>> Start Entries

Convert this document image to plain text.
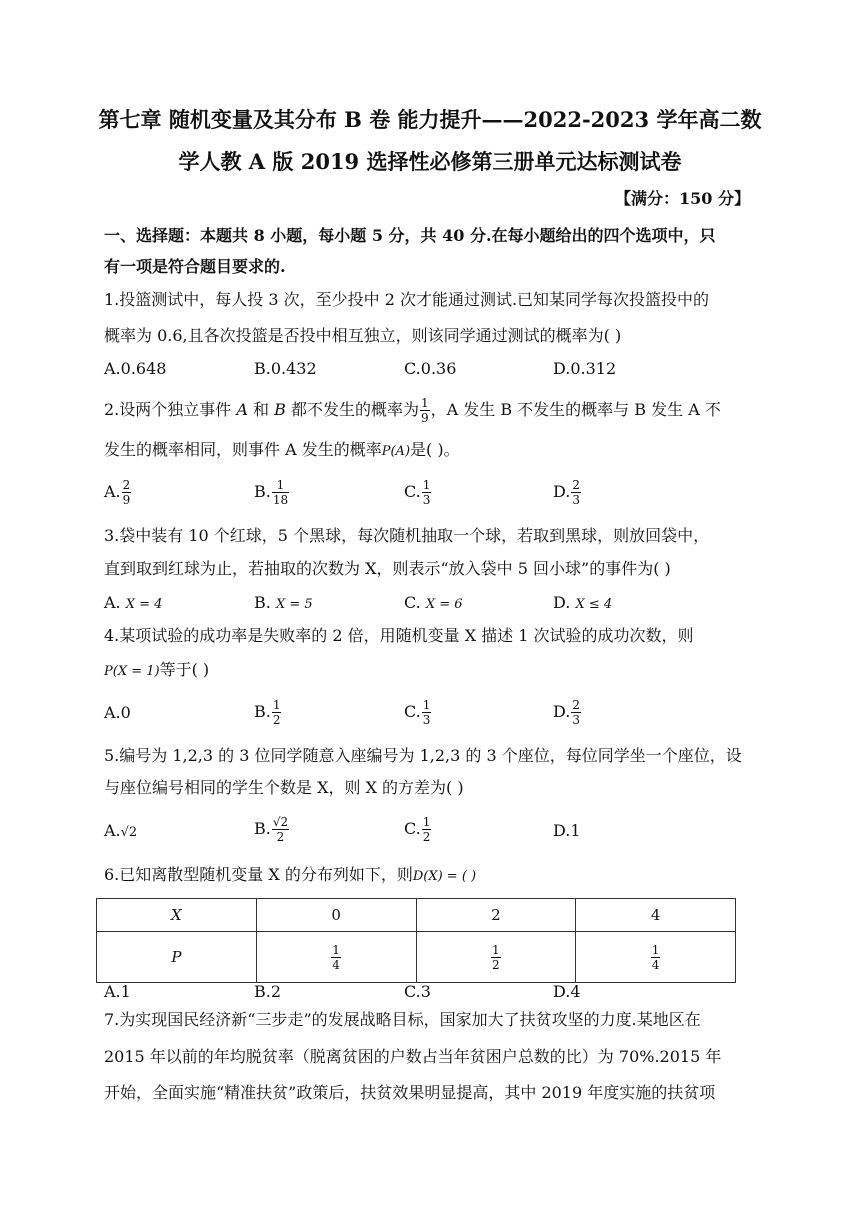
第七章 随机变量及其分布 B 卷 能力提升——2022-2023 学年高二数
学人教 A 版 2019 选择性必修第三册单元达标测试卷
【满分：150 分】
一、选择题：本题共 8 小题，每小题 5 分，共 40 分.在每小题给出的四个选项中，只
有一项是符合题目要求的.
1.投篮测试中，每人投 3 次，至少投中 2 次才能通过测试.已知某同学每次投篮投中的
概率为 0.6,且各次投篮是否投中相互独立，则该同学通过测试的概率为( )
A.0.648	B.0.432	C.0.36	D.0.312
2.设两个独立事件 A 和 B 都不发生的概率为 $\frac{1}{9}$ ，A 发生 B 不发生的概率与 B 发生 A 不
发生的概率相同，则事件 A 发生的概率P(A)是( )。
A. $\frac{2}{9}$	B. $\frac{1}{18}$	C. $\frac{1}{3}$	D. $\frac{2}{3}$
3.袋中装有 10 个红球，5 个黑球，每次随机抽取一个球，若取到黑球，则放回袋中，
直到取到红球为止，若抽取的次数为 X，则表示“放入袋中 5 回小球”的事件为( )
A. X = 4	B. X = 5	C. X = 6	D. X ≤ 4
4.某项试验的成功率是失败率的 2 倍，用随机变量 X 描述 1 次试验的成功次数，则
P(X = 1)等于( )
A.0	B. $\frac{1}{2}$	C. $\frac{1}{3}$	D. $\frac{2}{3}$
5.编号为 1,2,3 的 3 位同学随意入座编号为 1,2,3 的 3 个座位，每位同学坐一个座位，设
与座位编号相同的学生个数是 X，则 X 的方差为( )
A.√2	B. $\frac{√2}{2}$	C. $\frac{1}{2}$	D.1
6.已知离散型随机变量 X 的分布列如下，则D(X) = ( )
X	0	2	4
P	$\frac{1}{4}$	$\frac{1}{2}$	$\frac{1}{4}$
A.1	B.2	C.3	D.4
7.为实现国民经济新“三步走”的发展战略目标，国家加大了扶贫攻坚的力度.某地区在
2015 年以前的年均脱贫率（脱离贫困的户数占当年贫困户总数的比）为 70%.2015 年
开始，全面实施“精准扶贫”政策后，扶贫效果明显提高，其中 2019 年度实施的扶贫项
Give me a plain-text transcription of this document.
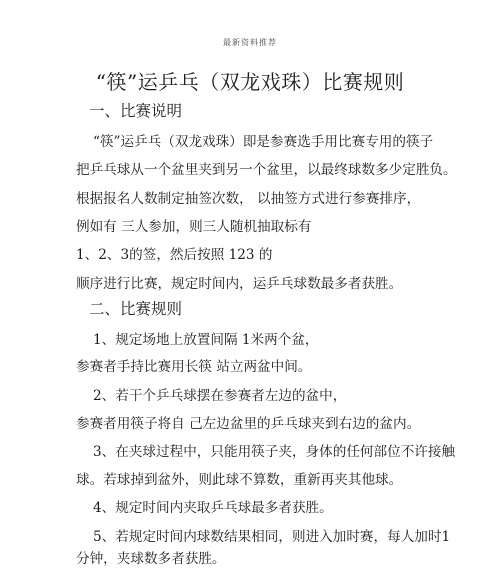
最新资料推荐
“筷”运乒乓（双龙戏珠）比赛规则
一、比赛说明
“筷”运乒乓（双龙戏珠）即是参赛选手用比赛专用的筷子
把乒乓球从一个盆里夹到另一个盆里，以最终球数多少定胜负。
根据报名人数制定抽签次数， 以抽签方式进行参赛排序，
例如有 三人参加，则三人随机抽取标有
1、2、3的签，然后按照 123 的
顺序进行比赛，规定时间内，运乒乓球数最多者获胜。
二、比赛规则
1、规定场地上放置间隔 1米两个盆，
参赛者手持比赛用长筷 站立两盆中间。
2、若干个乒乓球摆在参赛者左边的盆中，
参赛者用筷子将自 己左边盆里的乒乓球夹到右边的盆内。
3、在夹球过程中，只能用筷子夹，身体的任何部位不许接触
球。若球掉到盆外，则此球不算数，重新再夹其他球。
4、规定时间内夹取乒乓球最多者获胜。
5、若规定时间内球数结果相同，则进入加时赛，每人加时1
分钟，夹球数多者获胜。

>> End Entries

● Directions for this task
Transcribe the complete set of entries verbatim. No pictures belong in the copy.

● Exercise result
Convert this document image to plain text.
第七章 随机变量及其分布 B 卷 能力提升——2022-2023 学年高二数
学人教 A 版 2019 选择性必修第三册单元达标测试卷
【满分：150 分】
一、选择题：本题共 8 小题，每小题 5 分，共 40 分.在每小题给出的四个选项中，只
有一项是符合题目要求的.
1.投篮测试中，每人投 3 次，至少投中 2 次才能通过测试.已知某同学每次投篮投中的
概率为 0.6,且各次投篮是否投中相互独立，则该同学通过测试的概率为( )
A.0.648	B.0.432	C.0.36	D.0.312
2.设两个独立事件 A 和 B 都不发生的概率为 $\frac{1}{9}$ ，A 发生 B 不发生的概率与 B 发生 A 不
发生的概率相同，则事件 A 发生的概率P(A)是( )。
A. $\frac{2}{9}$	B. $\frac{1}{18}$	C. $\frac{1}{3}$	D. $\frac{2}{3}$
3.袋中装有 10 个红球，5 个黑球，每次随机抽取一个球，若取到黑球，则放回袋中，
直到取到红球为止，若抽取的次数为 X，则表示“放入袋中 5 回小球”的事件为( )
A. X = 4	B. X = 5	C. X = 6	D. X ≤ 4
4.某项试验的成功率是失败率的 2 倍，用随机变量 X 描述 1 次试验的成功次数，则
P(X = 1)等于( )
A.0	B. $\frac{1}{2}$	C. $\frac{1}{3}$	D. $\frac{2}{3}$
5.编号为 1,2,3 的 3 位同学随意入座编号为 1,2,3 的 3 个座位，每位同学坐一个座位，设
与座位编号相同的学生个数是 X，则 X 的方差为( )
A.√2	B. $\frac{√2}{2}$	C. $\frac{1}{2}$	D.1
6.已知离散型随机变量 X 的分布列如下，则D(X) = ( )
X	0	2	4
P	$\frac{1}{4}$	$\frac{1}{2}$	$\frac{1}{4}$
A.1	B.2	C.3	D.4
7.为实现国民经济新“三步走”的发展战略目标，国家加大了扶贫攻坚的力度.某地区在
2015 年以前的年均脱贫率（脱离贫困的户数占当年贫困户总数的比）为 70%.2015 年
开始，全面实施“精准扶贫”政策后，扶贫效果明显提高，其中 2019 年度实施的扶贫项
Give me a plain-text transcription of this document.
最新资料推荐
“筷”运乒乓（双龙戏珠）比赛规则
一、比赛说明
“筷”运乒乓（双龙戏珠）即是参赛选手用比赛专用的筷子
把乒乓球从一个盆里夹到另一个盆里，以最终球数多少定胜负。
根据报名人数制定抽签次数， 以抽签方式进行参赛排序，
例如有 三人参加，则三人随机抽取标有
1、2、3的签，然后按照 123 的
顺序进行比赛，规定时间内，运乒乓球数最多者获胜。
二、比赛规则
1、规定场地上放置间隔 1米两个盆，
参赛者手持比赛用长筷 站立两盆中间。
2、若干个乒乓球摆在参赛者左边的盆中，
参赛者用筷子将自 己左边盆里的乒乓球夹到右边的盆内。
3、在夹球过程中，只能用筷子夹，身体的任何部位不许接触
球。若球掉到盆外，则此球不算数，重新再夹其他球。
4、规定时间内夹取乒乓球最多者获胜。
5、若规定时间内球数结果相同，则进入加时赛，每人加时1
分钟，夹球数多者获胜。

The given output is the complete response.